What is expected> Every line of the records below should be restated exactly.

Entries taken from a collection
◆ ◆ ◆ ◆

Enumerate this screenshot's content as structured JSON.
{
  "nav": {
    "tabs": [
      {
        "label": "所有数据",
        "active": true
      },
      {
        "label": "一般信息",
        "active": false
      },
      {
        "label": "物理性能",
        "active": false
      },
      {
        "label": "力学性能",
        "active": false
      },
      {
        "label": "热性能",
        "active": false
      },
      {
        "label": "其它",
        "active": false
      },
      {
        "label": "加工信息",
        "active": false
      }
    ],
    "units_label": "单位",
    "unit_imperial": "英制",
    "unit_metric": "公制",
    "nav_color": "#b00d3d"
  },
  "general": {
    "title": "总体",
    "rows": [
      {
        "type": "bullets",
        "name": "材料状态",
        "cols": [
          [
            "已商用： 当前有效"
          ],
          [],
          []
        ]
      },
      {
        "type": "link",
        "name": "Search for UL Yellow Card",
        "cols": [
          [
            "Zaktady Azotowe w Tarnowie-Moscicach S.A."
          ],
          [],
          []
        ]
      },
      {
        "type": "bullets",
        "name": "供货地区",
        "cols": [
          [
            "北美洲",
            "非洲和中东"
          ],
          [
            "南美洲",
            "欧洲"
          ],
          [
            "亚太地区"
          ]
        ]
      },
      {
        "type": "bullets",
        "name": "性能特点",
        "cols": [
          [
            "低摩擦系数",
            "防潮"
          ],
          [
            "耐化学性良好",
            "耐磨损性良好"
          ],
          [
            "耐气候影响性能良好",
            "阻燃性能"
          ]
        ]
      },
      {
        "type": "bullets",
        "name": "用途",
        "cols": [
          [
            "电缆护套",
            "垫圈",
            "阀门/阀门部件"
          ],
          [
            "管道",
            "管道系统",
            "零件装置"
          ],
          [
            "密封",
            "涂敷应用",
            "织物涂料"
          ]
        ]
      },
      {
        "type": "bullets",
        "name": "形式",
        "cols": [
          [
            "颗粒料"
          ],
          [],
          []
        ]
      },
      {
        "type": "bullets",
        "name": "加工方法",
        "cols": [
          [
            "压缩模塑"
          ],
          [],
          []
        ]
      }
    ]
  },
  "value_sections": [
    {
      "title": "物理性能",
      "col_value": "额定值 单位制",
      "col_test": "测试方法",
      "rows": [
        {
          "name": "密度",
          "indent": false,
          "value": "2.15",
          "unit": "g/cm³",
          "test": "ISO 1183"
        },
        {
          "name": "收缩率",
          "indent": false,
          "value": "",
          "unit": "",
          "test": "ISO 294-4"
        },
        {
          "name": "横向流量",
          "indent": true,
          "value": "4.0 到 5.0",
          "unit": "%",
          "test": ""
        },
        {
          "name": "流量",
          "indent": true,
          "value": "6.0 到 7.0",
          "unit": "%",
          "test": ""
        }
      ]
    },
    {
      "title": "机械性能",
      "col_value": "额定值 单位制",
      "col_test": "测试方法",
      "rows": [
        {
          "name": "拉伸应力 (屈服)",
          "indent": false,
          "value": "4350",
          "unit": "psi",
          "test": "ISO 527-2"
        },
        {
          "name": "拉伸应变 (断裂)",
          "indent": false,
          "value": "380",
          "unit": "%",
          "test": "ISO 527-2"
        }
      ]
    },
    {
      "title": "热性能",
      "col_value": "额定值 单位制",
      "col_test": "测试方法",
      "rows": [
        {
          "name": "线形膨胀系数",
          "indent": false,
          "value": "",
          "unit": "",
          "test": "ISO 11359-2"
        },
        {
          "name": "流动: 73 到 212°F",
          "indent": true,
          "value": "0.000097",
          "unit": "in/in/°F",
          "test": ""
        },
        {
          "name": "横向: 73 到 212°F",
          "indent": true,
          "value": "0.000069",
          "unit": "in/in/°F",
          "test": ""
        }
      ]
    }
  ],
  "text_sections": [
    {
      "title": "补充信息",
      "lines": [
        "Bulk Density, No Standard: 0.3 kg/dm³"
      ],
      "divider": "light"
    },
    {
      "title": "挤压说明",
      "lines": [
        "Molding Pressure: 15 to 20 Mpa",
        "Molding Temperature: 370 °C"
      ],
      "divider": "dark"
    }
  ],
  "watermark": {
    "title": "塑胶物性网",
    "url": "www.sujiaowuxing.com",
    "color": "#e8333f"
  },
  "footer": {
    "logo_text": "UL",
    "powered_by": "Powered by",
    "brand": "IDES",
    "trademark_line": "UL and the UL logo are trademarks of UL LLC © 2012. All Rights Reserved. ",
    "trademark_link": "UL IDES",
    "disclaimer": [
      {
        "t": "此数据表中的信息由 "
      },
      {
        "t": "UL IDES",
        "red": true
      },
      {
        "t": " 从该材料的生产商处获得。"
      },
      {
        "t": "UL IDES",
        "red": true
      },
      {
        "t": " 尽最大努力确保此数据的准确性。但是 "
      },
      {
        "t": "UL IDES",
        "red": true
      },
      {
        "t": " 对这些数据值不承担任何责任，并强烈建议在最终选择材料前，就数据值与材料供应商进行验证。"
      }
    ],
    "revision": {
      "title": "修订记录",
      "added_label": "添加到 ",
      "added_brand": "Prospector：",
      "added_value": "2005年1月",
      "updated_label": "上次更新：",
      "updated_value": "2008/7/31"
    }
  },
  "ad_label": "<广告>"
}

◆ ◆ ◆ ◆

Response to the exercise>
Enumerate this screenshot's content as structured JSON.
{
  "nav": {
    "tabs": [
      {
        "label": "所有数据",
        "active": true
      },
      {
        "label": "一般信息",
        "active": false
      },
      {
        "label": "物理性能",
        "active": false
      },
      {
        "label": "力学性能",
        "active": false
      },
      {
        "label": "热性能",
        "active": false
      },
      {
        "label": "其它",
        "active": false
      },
      {
        "label": "加工信息",
        "active": false
      }
    ],
    "units_label": "单位",
    "unit_imperial": "英制",
    "unit_metric": "公制",
    "nav_color": "#b00d3d"
  },
  "general": {
    "title": "总体",
    "rows": [
      {
        "type": "bullets",
        "name": "材料状态",
        "cols": [
          [
            "已商用： 当前有效"
          ],
          [],
          []
        ]
      },
      {
        "type": "link",
        "name": "Search for UL Yellow Card",
        "cols": [
          [
            "Zaktady Azotowe w Tarnowie-Moscicach S.A."
          ],
          [],
          []
        ]
      },
      {
        "type": "bullets",
        "name": "供货地区",
        "cols": [
          [
            "北美洲",
            "非洲和中东"
          ],
          [
            "南美洲",
            "欧洲"
          ],
          [
            "亚太地区"
          ]
        ]
      },
      {
        "type": "bullets",
        "name": "性能特点",
        "cols": [
          [
            "低摩擦系数",
            "防潮"
          ],
          [
            "耐化学性良好",
            "耐磨损性良好"
          ],
          [
            "耐气候影响性能良好",
            "阻燃性能"
          ]
        ]
      },
      {
        "type": "bullets",
        "name": "用途",
        "cols": [
          [
            "电缆护套",
            "垫圈",
            "阀门/阀门部件"
          ],
          [
            "管道",
            "管道系统",
            "零件装置"
          ],
          [
            "密封",
            "涂敷应用",
            "织物涂料"
          ]
        ]
      },
      {
        "type": "bullets",
        "name": "形式",
        "cols": [
          [
            "颗粒料"
          ],
          [],
          []
        ]
      },
      {
        "type": "bullets",
        "name": "加工方法",
        "cols": [
          [
            "压缩模塑"
          ],
          [],
          []
        ]
      }
    ]
  },
  "value_sections": [
    {
      "title": "物理性能",
      "col_value": "额定值 单位制",
      "col_test": "测试方法",
      "rows": [
        {
          "name": "密度",
          "indent": false,
          "value": "2.15",
          "unit": "g/cm³",
          "test": "ISO 1183"
        },
        {
          "name": "收缩率",
          "indent": false,
          "value": "",
          "unit": "",
          "test": "ISO 294-4"
        },
        {
          "name": "横向流量",
          "indent": true,
          "value": "4.0 到 5.0",
          "unit": "%",
          "test": ""
        },
        {
          "name": "流量",
          "indent": true,
          "value": "6.0 到 7.0",
          "unit": "%",
          "test": ""
        }
      ]
    },
    {
      "title": "机械性能",
      "col_value": "额定值 单位制",
      "col_test": "测试方法",
      "rows": [
        {
          "name": "拉伸应力 (屈服)",
          "indent": false,
          "value": "4350",
          "unit": "psi",
          "test": "ISO 527-2"
        },
        {
          "name": "拉伸应变 (断裂)",
          "indent": false,
          "value": "380",
          "unit": "%",
          "test": "ISO 527-2"
        }
      ]
    },
    {
      "title": "热性能",
      "col_value": "额定值 单位制",
      "col_test": "测试方法",
      "rows": [
        {
          "name": "线形膨胀系数",
          "indent": false,
          "value": "",
          "unit": "",
          "test": "ISO 11359-2"
        },
        {
          "name": "流动: 73 到 212°F",
          "indent": true,
          "value": "0.000097",
          "unit": "in/in/°F",
          "test": ""
        },
        {
          "name": "横向: 73 到 212°F",
          "indent": true,
          "value": "0.000069",
          "unit": "in/in/°F",
          "test": ""
        }
      ]
    }
  ],
  "text_sections": [
    {
      "title": "补充信息",
      "lines": [
        "Bulk Density, No Standard: 0.3 kg/dm³"
      ],
      "divider": "light"
    },
    {
      "title": "挤压说明",
      "lines": [
        "Molding Pressure: 15 to 20 Mpa",
        "Molding Temperature: 370 °C"
      ],
      "divider": "dark"
    }
  ],
  "watermark": {
    "title": "塑胶物性网",
    "url": "www.sujiaowuxing.com",
    "color": "#e8333f"
  },
  "footer": {
    "logo_text": "UL",
    "powered_by": "Powered by",
    "brand": "IDES",
    "trademark_line": "UL and the UL logo are trademarks of UL LLC © 2012. All Rights Reserved. ",
    "trademark_link": "UL IDES",
    "disclaimer": [
      {
        "t": "此数据表中的信息由 "
      },
      {
        "t": "UL IDES",
        "red": true
      },
      {
        "t": " 从该材料的生产商处获得。"
      },
      {
        "t": "UL IDES",
        "red": true
      },
      {
        "t": " 尽最大努力确保此数据的准确性。但是 "
      },
      {
        "t": "UL IDES",
        "red": true
      },
      {
        "t": " 对这些数据值不承担任何责任，并强烈建议在最终选择材料前，就数据值与材料供应商进行验证。"
      }
    ],
    "revision": {
      "title": "修订记录",
      "added_label": "添加到 ",
      "added_brand": "Prospector：",
      "added_value": "2005年1月",
      "updated_label": "上次更新：",
      "updated_value": "2008/7/31"
    }
  },
  "ad_label": "<广告>"
}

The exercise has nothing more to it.